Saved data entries
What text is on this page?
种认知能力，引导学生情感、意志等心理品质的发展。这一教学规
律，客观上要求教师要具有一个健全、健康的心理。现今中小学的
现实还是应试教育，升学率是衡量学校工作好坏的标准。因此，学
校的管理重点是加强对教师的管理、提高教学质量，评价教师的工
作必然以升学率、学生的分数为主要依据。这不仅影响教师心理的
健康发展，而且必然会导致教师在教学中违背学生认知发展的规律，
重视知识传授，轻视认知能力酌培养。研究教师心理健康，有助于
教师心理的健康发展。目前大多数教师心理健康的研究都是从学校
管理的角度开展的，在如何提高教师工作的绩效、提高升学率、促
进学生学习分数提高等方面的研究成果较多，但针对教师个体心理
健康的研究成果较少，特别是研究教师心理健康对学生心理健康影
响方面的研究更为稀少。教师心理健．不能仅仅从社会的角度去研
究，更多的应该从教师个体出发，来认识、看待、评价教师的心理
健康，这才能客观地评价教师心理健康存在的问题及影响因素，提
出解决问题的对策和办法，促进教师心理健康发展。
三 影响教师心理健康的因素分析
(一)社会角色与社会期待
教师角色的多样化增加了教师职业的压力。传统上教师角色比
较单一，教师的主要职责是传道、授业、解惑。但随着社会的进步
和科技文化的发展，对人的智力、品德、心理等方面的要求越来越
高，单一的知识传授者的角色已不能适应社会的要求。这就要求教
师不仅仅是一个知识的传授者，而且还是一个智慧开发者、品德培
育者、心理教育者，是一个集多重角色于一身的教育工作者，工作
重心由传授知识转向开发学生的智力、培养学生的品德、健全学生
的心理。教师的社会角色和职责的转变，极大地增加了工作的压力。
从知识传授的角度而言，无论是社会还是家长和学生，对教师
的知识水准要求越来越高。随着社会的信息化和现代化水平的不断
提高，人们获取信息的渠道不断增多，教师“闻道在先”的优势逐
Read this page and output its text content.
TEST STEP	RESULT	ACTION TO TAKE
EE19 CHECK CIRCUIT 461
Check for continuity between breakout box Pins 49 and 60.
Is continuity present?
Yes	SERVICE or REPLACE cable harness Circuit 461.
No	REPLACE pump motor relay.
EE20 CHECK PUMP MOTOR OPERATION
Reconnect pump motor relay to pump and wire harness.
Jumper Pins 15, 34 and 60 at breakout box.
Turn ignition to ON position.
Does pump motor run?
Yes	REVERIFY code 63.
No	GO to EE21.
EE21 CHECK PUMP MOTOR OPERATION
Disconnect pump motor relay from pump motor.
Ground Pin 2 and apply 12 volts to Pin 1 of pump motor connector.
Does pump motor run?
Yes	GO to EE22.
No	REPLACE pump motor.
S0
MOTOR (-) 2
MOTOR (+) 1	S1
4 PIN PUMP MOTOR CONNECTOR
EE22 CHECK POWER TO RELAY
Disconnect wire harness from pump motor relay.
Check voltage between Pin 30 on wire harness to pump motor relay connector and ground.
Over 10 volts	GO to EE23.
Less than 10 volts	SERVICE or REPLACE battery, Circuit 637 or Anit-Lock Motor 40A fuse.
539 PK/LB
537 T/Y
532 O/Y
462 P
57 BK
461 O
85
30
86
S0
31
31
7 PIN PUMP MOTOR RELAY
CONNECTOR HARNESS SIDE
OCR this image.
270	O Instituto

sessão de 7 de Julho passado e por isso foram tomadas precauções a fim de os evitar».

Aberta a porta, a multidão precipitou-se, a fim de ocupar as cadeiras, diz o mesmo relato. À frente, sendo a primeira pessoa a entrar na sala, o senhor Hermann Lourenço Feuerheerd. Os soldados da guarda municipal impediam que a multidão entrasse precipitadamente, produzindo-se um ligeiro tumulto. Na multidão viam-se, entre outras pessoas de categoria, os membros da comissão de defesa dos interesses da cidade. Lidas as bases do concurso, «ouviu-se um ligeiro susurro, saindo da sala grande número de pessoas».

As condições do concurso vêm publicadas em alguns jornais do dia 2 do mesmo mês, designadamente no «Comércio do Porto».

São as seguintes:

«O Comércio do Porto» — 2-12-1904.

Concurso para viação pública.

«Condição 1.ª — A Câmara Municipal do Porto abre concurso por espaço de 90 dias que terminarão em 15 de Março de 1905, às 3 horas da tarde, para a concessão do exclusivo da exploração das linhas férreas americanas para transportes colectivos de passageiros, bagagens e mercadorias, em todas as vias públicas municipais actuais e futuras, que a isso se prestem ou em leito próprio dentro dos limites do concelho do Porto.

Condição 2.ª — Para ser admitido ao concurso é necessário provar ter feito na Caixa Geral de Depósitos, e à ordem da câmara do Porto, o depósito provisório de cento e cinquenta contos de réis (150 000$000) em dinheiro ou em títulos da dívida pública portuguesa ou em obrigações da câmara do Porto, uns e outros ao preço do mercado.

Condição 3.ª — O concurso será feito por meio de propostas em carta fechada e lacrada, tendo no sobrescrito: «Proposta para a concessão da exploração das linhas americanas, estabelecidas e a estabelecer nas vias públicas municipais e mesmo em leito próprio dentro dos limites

:: Exercise task ::
State the number of lines in the data that include the string "vias", and add nothing else.

:: Response below ::
2